AIM OF THE EXERCISE: Extract the full listing below without altering a single character.

DATASET ROWS:
***

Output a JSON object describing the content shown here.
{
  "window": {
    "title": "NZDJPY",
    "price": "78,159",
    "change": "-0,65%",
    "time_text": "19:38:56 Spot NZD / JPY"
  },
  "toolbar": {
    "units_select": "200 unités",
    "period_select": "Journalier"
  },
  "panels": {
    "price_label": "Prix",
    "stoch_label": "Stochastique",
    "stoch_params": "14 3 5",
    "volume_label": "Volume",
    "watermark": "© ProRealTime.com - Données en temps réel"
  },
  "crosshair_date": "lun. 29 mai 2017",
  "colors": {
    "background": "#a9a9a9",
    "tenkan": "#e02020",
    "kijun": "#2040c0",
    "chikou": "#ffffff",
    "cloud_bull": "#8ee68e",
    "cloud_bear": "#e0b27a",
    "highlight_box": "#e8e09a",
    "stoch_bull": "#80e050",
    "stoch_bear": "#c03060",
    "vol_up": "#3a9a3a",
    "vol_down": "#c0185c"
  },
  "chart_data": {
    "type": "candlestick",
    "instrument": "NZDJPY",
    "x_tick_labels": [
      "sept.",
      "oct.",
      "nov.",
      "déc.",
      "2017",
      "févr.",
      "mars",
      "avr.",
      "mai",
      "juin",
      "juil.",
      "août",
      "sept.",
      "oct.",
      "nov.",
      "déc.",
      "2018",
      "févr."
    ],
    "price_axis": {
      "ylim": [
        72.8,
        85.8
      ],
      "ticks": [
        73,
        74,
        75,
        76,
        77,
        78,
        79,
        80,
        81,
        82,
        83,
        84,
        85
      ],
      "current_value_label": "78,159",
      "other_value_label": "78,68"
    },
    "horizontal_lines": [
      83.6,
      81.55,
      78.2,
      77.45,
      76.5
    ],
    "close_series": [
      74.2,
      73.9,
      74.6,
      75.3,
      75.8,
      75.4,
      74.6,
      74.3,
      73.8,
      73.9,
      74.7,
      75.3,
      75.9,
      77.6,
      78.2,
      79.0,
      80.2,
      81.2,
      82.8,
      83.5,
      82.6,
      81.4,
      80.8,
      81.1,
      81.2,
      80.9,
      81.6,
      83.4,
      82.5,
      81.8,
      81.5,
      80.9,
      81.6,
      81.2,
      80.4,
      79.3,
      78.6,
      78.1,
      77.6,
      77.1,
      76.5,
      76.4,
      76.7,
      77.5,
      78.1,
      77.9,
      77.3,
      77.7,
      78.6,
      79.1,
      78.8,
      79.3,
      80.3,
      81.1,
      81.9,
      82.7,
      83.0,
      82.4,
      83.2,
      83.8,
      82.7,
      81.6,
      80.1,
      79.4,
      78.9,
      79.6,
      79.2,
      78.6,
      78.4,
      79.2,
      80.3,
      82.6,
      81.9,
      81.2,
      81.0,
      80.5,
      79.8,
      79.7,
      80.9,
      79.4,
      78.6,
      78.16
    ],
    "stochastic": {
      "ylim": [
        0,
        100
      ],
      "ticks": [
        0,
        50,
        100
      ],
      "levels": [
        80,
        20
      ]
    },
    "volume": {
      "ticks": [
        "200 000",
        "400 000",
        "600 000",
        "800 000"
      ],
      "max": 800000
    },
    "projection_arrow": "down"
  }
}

***

OUTPUT OF THE TASK:
Output a JSON object describing the content shown here.
{
  "window": {
    "title": "NZDJPY",
    "price": "78,159",
    "change": "-0,65%",
    "time_text": "19:38:56 Spot NZD / JPY"
  },
  "toolbar": {
    "units_select": "200 unités",
    "period_select": "Journalier"
  },
  "panels": {
    "price_label": "Prix",
    "stoch_label": "Stochastique",
    "stoch_params": "14 3 5",
    "volume_label": "Volume",
    "watermark": "© ProRealTime.com - Données en temps réel"
  },
  "crosshair_date": "lun. 29 mai 2017",
  "colors": {
    "background": "#a9a9a9",
    "tenkan": "#e02020",
    "kijun": "#2040c0",
    "chikou": "#ffffff",
    "cloud_bull": "#8ee68e",
    "cloud_bear": "#e0b27a",
    "highlight_box": "#e8e09a",
    "stoch_bull": "#80e050",
    "stoch_bear": "#c03060",
    "vol_up": "#3a9a3a",
    "vol_down": "#c0185c"
  },
  "chart_data": {
    "type": "candlestick",
    "instrument": "NZDJPY",
    "x_tick_labels": [
      "sept.",
      "oct.",
      "nov.",
      "déc.",
      "2017",
      "févr.",
      "mars",
      "avr.",
      "mai",
      "juin",
      "juil.",
      "août",
      "sept.",
      "oct.",
      "nov.",
      "déc.",
      "2018",
      "févr."
    ],
    "price_axis": {
      "ylim": [
        72.8,
        85.8
      ],
      "ticks": [
        73,
        74,
        75,
        76,
        77,
        78,
        79,
        80,
        81,
        82,
        83,
        84,
        85
      ],
      "current_value_label": "78,159",
      "other_value_label": "78,68"
    },
    "horizontal_lines": [
      83.6,
      81.55,
      78.2,
      77.45,
      76.5
    ],
    "close_series": [
      74.2,
      73.9,
      74.6,
      75.3,
      75.8,
      75.4,
      74.6,
      74.3,
      73.8,
      73.9,
      74.7,
      75.3,
      75.9,
      77.6,
      78.2,
      79.0,
      80.2,
      81.2,
      82.8,
      83.5,
      82.6,
      81.4,
      80.8,
      81.1,
      81.2,
      80.9,
      81.6,
      83.4,
      82.5,
      81.8,
      81.5,
      80.9,
      81.6,
      81.2,
      80.4,
      79.3,
      78.6,
      78.1,
      77.6,
      77.1,
      76.5,
      76.4,
      76.7,
      77.5,
      78.1,
      77.9,
      77.3,
      77.7,
      78.6,
      79.1,
      78.8,
      79.3,
      80.3,
      81.1,
      81.9,
      82.7,
      83.0,
      82.4,
      83.2,
      83.8,
      82.7,
      81.6,
      80.1,
      79.4,
      78.9,
      79.6,
      79.2,
      78.6,
      78.4,
      79.2,
      80.3,
      82.6,
      81.9,
      81.2,
      81.0,
      80.5,
      79.8,
      79.7,
      80.9,
      79.4,
      78.6,
      78.16
    ],
    "stochastic": {
      "ylim": [
        0,
        100
      ],
      "ticks": [
        0,
        50,
        100
      ],
      "levels": [
        80,
        20
      ]
    },
    "volume": {
      "ticks": [
        "200 000",
        "400 000",
        "600 000",
        "800 000"
      ],
      "max": 800000
    },
    "projection_arrow": "down"
  }
}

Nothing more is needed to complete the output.